**Required task:**
Do not include the pictures; repeat the rest of the data exactly.

[Data entries]

· · · · · · ·

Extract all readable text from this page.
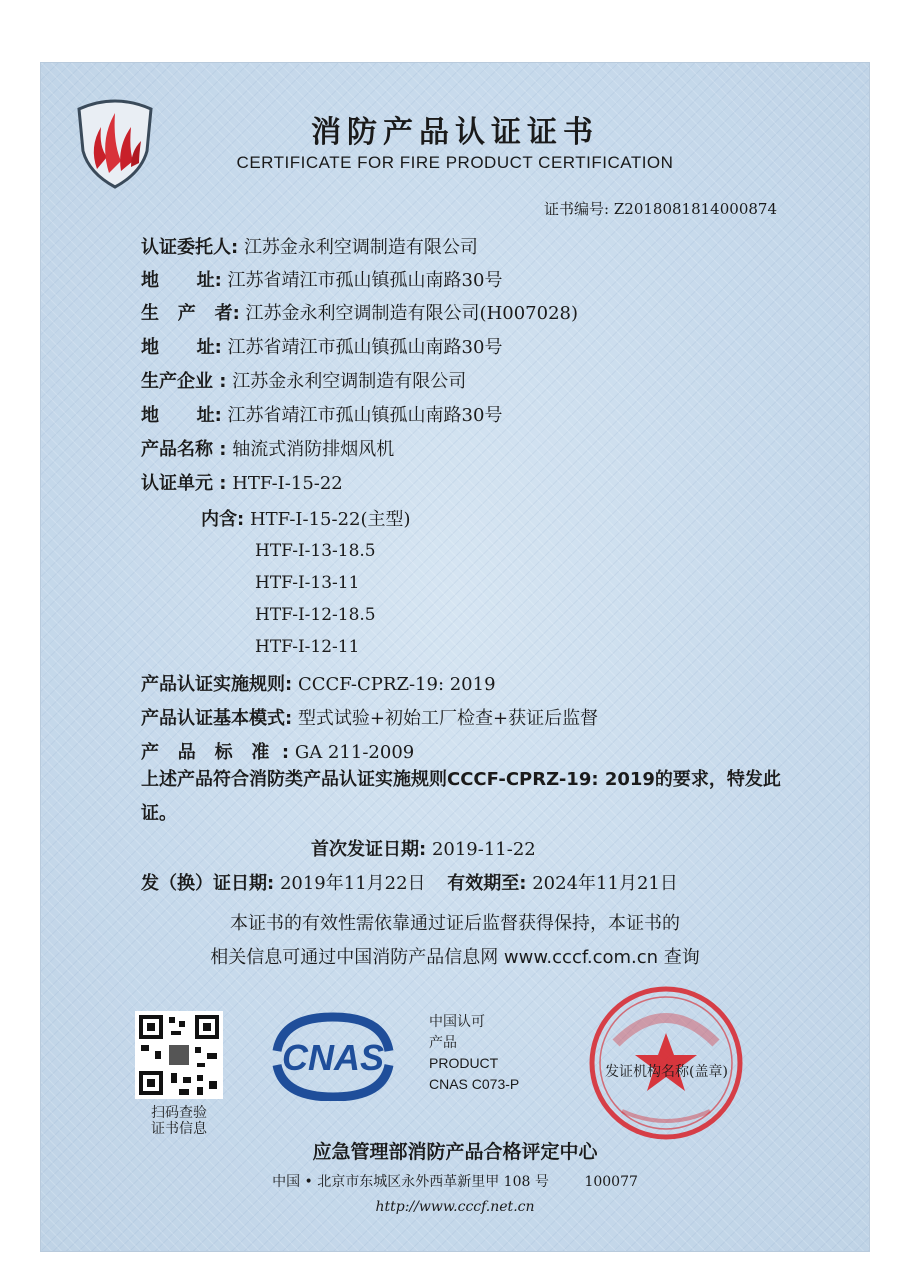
消防产品认证证书
CERTIFICATE FOR FIRE PRODUCT CERTIFICATION
证书编号: Z2018081814000874
认证委托人: 江苏金永利空调制造有限公司
地      址: 江苏省靖江市孤山镇孤山南路30号
生   产   者: 江苏金永利空调制造有限公司(H007028)
地      址: 江苏省靖江市孤山镇孤山南路30号
生产企业 : 江苏金永利空调制造有限公司
地      址: 江苏省靖江市孤山镇孤山南路30号
产品名称 : 轴流式消防排烟风机
认证单元 : HTF-I-15-22
内含: HTF-I-15-22(主型)
HTF-Ⅰ-13-18.5
HTF-Ⅰ-13-11
HTF-Ⅰ-12-18.5
HTF-Ⅰ-12-11
产品认证实施规则: CCCF-CPRZ-19: 2019
产品认证基本模式: 型式试验+初始工厂检查+获证后监督
产   品   标   准  : GA 211-2009
上述产品符合消防类产品认证实施规则CCCF-CPRZ-19: 2019的要求，特发此证。
首次发证日期: 2019-11-22
发（换）证日期: 2019年11月22日 有效期至: 2024年11月21日
本证书的有效性需依靠通过证后监督获得保持，本证书的
相关信息可通过中国消防产品信息网 www.cccf.com.cn 查询
扫码查验
证书信息
CNAS
中国认可
产品
PRODUCT
CNAS C073-P
发证机构名称(盖章)
应急管理部消防产品合格评定中心
中国 • 北京市东城区永外西革新里甲 108 号        100077
http://www.cccf.net.cn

· · · · · · ·

**Completed task:**
Extract all readable text from this page.
消防产品认证证书
CERTIFICATE FOR FIRE PRODUCT CERTIFICATION
证书编号: Z2018081814000874
认证委托人: 江苏金永利空调制造有限公司
地      址: 江苏省靖江市孤山镇孤山南路30号
生   产   者: 江苏金永利空调制造有限公司(H007028)
地      址: 江苏省靖江市孤山镇孤山南路30号
生产企业 : 江苏金永利空调制造有限公司
地      址: 江苏省靖江市孤山镇孤山南路30号
产品名称 : 轴流式消防排烟风机
认证单元 : HTF-I-15-22
内含: HTF-I-15-22(主型)
HTF-Ⅰ-13-18.5
HTF-Ⅰ-13-11
HTF-Ⅰ-12-18.5
HTF-Ⅰ-12-11
产品认证实施规则: CCCF-CPRZ-19: 2019
产品认证基本模式: 型式试验+初始工厂检查+获证后监督
产   品   标   准  : GA 211-2009
上述产品符合消防类产品认证实施规则CCCF-CPRZ-19: 2019的要求，特发此证。
首次发证日期: 2019-11-22
发（换）证日期: 2019年11月22日 有效期至: 2024年11月21日
本证书的有效性需依靠通过证后监督获得保持，本证书的
相关信息可通过中国消防产品信息网 www.cccf.com.cn 查询
扫码查验
证书信息
CNAS
中国认可
产品
PRODUCT
CNAS C073-P
发证机构名称(盖章)
应急管理部消防产品合格评定中心
中国 • 北京市东城区永外西革新里甲 108 号        100077
http://www.cccf.net.cn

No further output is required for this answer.